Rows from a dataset
----

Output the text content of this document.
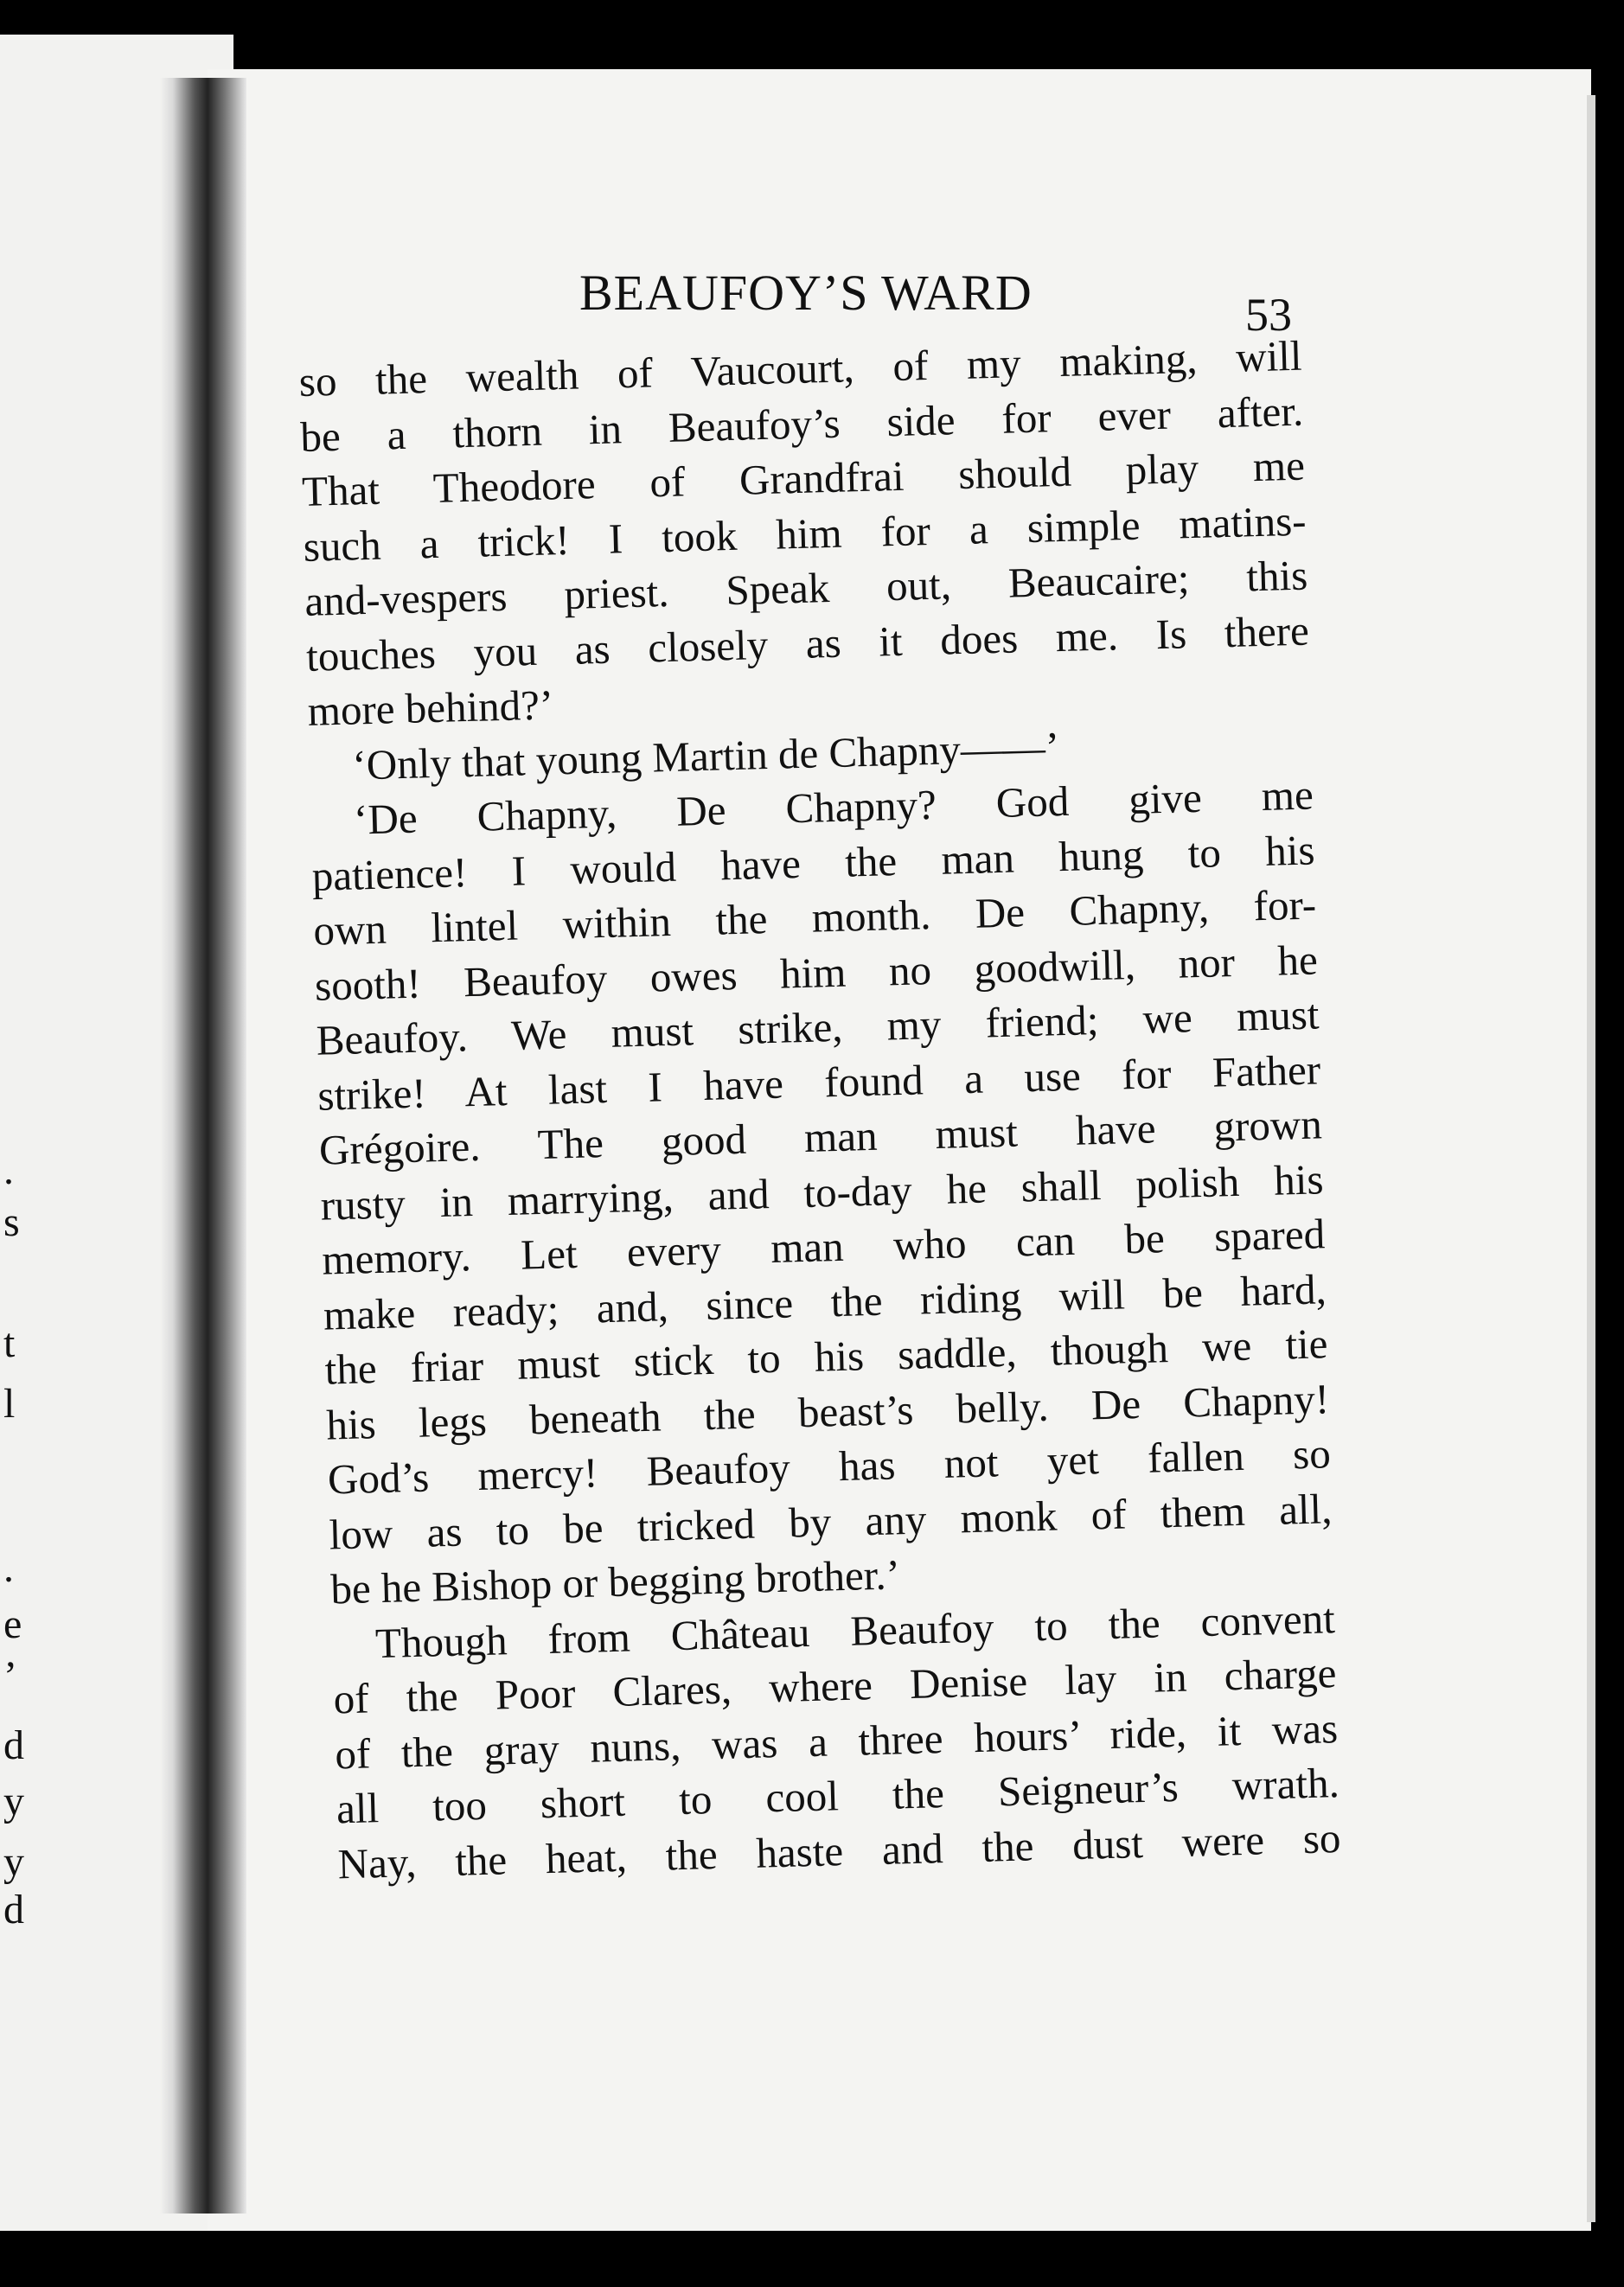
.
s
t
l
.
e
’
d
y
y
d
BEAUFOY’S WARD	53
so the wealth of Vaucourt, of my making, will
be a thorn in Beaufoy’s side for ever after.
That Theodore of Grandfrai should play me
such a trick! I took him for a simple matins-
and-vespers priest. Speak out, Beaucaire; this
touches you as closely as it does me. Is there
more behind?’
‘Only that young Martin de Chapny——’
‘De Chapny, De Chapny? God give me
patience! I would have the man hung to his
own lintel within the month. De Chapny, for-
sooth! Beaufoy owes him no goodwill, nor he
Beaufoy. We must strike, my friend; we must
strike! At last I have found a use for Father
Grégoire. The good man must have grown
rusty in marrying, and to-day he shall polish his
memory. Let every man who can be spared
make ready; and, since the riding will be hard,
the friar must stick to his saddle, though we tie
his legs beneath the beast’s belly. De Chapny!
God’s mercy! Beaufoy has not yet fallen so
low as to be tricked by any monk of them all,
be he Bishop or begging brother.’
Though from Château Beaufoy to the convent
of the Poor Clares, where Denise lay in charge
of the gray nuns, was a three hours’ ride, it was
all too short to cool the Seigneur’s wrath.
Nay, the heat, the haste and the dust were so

----

- **PROBLEM REQUIREMENTS**
Your copy should repeat each entry above exactly but contain no pictures.

- **PROBLEM SOLUTION**
Output the text content of this document.
.
s
t
l
.
e
’
d
y
y
d
BEAUFOY’S WARD	53
so the wealth of Vaucourt, of my making, will
be a thorn in Beaufoy’s side for ever after.
That Theodore of Grandfrai should play me
such a trick! I took him for a simple matins-
and-vespers priest. Speak out, Beaucaire; this
touches you as closely as it does me. Is there
more behind?’
‘Only that young Martin de Chapny——’
‘De Chapny, De Chapny? God give me
patience! I would have the man hung to his
own lintel within the month. De Chapny, for-
sooth! Beaufoy owes him no goodwill, nor he
Beaufoy. We must strike, my friend; we must
strike! At last I have found a use for Father
Grégoire. The good man must have grown
rusty in marrying, and to-day he shall polish his
memory. Let every man who can be spared
make ready; and, since the riding will be hard,
the friar must stick to his saddle, though we tie
his legs beneath the beast’s belly. De Chapny!
God’s mercy! Beaufoy has not yet fallen so
low as to be tricked by any monk of them all,
be he Bishop or begging brother.’
Though from Château Beaufoy to the convent
of the Poor Clares, where Denise lay in charge
of the gray nuns, was a three hours’ ride, it was
all too short to cool the Seigneur’s wrath.
Nay, the heat, the haste and the dust were so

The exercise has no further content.